• **SHORT EXERCISE**
Your task is to transcribe the data in full.

• **INPUT ROWS**

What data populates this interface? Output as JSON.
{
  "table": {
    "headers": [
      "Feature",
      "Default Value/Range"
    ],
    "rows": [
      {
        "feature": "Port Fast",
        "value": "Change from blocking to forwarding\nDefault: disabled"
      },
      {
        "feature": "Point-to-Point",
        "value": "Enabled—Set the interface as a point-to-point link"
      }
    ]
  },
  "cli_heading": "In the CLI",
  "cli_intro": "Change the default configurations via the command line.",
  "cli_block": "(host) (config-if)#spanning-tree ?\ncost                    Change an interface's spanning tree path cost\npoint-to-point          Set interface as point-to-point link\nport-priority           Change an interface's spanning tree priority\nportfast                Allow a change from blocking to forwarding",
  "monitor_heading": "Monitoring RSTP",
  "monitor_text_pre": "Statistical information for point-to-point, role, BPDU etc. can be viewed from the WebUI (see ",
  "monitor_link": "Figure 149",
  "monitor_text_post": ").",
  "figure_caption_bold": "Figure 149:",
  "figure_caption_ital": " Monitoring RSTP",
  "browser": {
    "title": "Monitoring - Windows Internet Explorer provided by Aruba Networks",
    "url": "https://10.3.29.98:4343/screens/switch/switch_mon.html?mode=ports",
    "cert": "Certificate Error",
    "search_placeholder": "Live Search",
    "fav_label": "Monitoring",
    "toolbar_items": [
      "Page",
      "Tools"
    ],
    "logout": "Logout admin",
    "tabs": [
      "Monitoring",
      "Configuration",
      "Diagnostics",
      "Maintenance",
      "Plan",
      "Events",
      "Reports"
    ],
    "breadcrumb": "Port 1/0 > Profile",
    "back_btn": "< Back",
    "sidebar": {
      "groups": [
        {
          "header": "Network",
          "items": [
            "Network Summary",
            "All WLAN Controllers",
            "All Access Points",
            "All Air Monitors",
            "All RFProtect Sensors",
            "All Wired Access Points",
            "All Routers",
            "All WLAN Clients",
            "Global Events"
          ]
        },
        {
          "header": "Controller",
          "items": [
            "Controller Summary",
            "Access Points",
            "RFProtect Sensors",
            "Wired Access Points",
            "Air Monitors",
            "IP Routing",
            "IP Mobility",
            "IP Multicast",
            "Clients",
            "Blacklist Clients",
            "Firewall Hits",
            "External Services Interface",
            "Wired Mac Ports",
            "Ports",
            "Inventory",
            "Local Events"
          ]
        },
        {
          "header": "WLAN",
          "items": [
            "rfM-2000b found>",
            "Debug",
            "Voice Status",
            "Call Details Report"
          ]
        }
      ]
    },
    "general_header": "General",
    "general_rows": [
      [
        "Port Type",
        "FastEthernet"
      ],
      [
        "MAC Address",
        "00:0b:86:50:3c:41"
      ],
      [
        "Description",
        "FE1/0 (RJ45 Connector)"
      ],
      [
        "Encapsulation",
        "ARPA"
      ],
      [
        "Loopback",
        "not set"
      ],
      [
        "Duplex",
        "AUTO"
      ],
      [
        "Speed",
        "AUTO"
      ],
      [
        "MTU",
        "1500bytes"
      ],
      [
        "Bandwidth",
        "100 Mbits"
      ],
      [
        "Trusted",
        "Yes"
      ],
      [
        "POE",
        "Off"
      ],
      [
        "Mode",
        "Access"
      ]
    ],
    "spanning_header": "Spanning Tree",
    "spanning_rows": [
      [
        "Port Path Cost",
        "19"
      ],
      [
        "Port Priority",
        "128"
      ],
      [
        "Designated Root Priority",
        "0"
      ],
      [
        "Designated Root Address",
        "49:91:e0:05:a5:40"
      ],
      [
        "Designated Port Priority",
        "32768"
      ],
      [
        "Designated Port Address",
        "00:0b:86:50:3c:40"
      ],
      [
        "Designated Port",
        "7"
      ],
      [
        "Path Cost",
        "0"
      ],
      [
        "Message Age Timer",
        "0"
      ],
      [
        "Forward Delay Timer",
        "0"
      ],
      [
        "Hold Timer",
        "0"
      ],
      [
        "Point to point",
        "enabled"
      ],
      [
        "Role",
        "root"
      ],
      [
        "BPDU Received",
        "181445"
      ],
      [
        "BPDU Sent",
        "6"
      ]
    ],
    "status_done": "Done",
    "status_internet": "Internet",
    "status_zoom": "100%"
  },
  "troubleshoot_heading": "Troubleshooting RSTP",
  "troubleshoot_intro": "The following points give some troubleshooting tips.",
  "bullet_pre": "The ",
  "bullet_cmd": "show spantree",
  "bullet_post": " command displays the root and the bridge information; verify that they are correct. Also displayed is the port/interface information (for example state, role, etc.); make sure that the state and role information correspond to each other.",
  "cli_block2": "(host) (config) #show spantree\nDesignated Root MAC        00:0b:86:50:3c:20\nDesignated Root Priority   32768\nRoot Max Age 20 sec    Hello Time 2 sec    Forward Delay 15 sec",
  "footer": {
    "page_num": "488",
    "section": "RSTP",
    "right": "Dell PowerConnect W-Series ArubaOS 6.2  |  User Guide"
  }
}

• **THE REPLY**
What data populates this interface? Output as JSON.
{
  "table": {
    "headers": [
      "Feature",
      "Default Value/Range"
    ],
    "rows": [
      {
        "feature": "Port Fast",
        "value": "Change from blocking to forwarding\nDefault: disabled"
      },
      {
        "feature": "Point-to-Point",
        "value": "Enabled—Set the interface as a point-to-point link"
      }
    ]
  },
  "cli_heading": "In the CLI",
  "cli_intro": "Change the default configurations via the command line.",
  "cli_block": "(host) (config-if)#spanning-tree ?\ncost                    Change an interface's spanning tree path cost\npoint-to-point          Set interface as point-to-point link\nport-priority           Change an interface's spanning tree priority\nportfast                Allow a change from blocking to forwarding",
  "monitor_heading": "Monitoring RSTP",
  "monitor_text_pre": "Statistical information for point-to-point, role, BPDU etc. can be viewed from the WebUI (see ",
  "monitor_link": "Figure 149",
  "monitor_text_post": ").",
  "figure_caption_bold": "Figure 149:",
  "figure_caption_ital": " Monitoring RSTP",
  "browser": {
    "title": "Monitoring - Windows Internet Explorer provided by Aruba Networks",
    "url": "https://10.3.29.98:4343/screens/switch/switch_mon.html?mode=ports",
    "cert": "Certificate Error",
    "search_placeholder": "Live Search",
    "fav_label": "Monitoring",
    "toolbar_items": [
      "Page",
      "Tools"
    ],
    "logout": "Logout admin",
    "tabs": [
      "Monitoring",
      "Configuration",
      "Diagnostics",
      "Maintenance",
      "Plan",
      "Events",
      "Reports"
    ],
    "breadcrumb": "Port 1/0 > Profile",
    "back_btn": "< Back",
    "sidebar": {
      "groups": [
        {
          "header": "Network",
          "items": [
            "Network Summary",
            "All WLAN Controllers",
            "All Access Points",
            "All Air Monitors",
            "All RFProtect Sensors",
            "All Wired Access Points",
            "All Routers",
            "All WLAN Clients",
            "Global Events"
          ]
        },
        {
          "header": "Controller",
          "items": [
            "Controller Summary",
            "Access Points",
            "RFProtect Sensors",
            "Wired Access Points",
            "Air Monitors",
            "IP Routing",
            "IP Mobility",
            "IP Multicast",
            "Clients",
            "Blacklist Clients",
            "Firewall Hits",
            "External Services Interface",
            "Wired Mac Ports",
            "Ports",
            "Inventory",
            "Local Events"
          ]
        },
        {
          "header": "WLAN",
          "items": [
            "rfM-2000b found>",
            "Debug",
            "Voice Status",
            "Call Details Report"
          ]
        }
      ]
    },
    "general_header": "General",
    "general_rows": [
      [
        "Port Type",
        "FastEthernet"
      ],
      [
        "MAC Address",
        "00:0b:86:50:3c:41"
      ],
      [
        "Description",
        "FE1/0 (RJ45 Connector)"
      ],
      [
        "Encapsulation",
        "ARPA"
      ],
      [
        "Loopback",
        "not set"
      ],
      [
        "Duplex",
        "AUTO"
      ],
      [
        "Speed",
        "AUTO"
      ],
      [
        "MTU",
        "1500bytes"
      ],
      [
        "Bandwidth",
        "100 Mbits"
      ],
      [
        "Trusted",
        "Yes"
      ],
      [
        "POE",
        "Off"
      ],
      [
        "Mode",
        "Access"
      ]
    ],
    "spanning_header": "Spanning Tree",
    "spanning_rows": [
      [
        "Port Path Cost",
        "19"
      ],
      [
        "Port Priority",
        "128"
      ],
      [
        "Designated Root Priority",
        "0"
      ],
      [
        "Designated Root Address",
        "49:91:e0:05:a5:40"
      ],
      [
        "Designated Port Priority",
        "32768"
      ],
      [
        "Designated Port Address",
        "00:0b:86:50:3c:40"
      ],
      [
        "Designated Port",
        "7"
      ],
      [
        "Path Cost",
        "0"
      ],
      [
        "Message Age Timer",
        "0"
      ],
      [
        "Forward Delay Timer",
        "0"
      ],
      [
        "Hold Timer",
        "0"
      ],
      [
        "Point to point",
        "enabled"
      ],
      [
        "Role",
        "root"
      ],
      [
        "BPDU Received",
        "181445"
      ],
      [
        "BPDU Sent",
        "6"
      ]
    ],
    "status_done": "Done",
    "status_internet": "Internet",
    "status_zoom": "100%"
  },
  "troubleshoot_heading": "Troubleshooting RSTP",
  "troubleshoot_intro": "The following points give some troubleshooting tips.",
  "bullet_pre": "The ",
  "bullet_cmd": "show spantree",
  "bullet_post": " command displays the root and the bridge information; verify that they are correct. Also displayed is the port/interface information (for example state, role, etc.); make sure that the state and role information correspond to each other.",
  "cli_block2": "(host) (config) #show spantree\nDesignated Root MAC        00:0b:86:50:3c:20\nDesignated Root Priority   32768\nRoot Max Age 20 sec    Hello Time 2 sec    Forward Delay 15 sec",
  "footer": {
    "page_num": "488",
    "section": "RSTP",
    "right": "Dell PowerConnect W-Series ArubaOS 6.2  |  User Guide"
  }
}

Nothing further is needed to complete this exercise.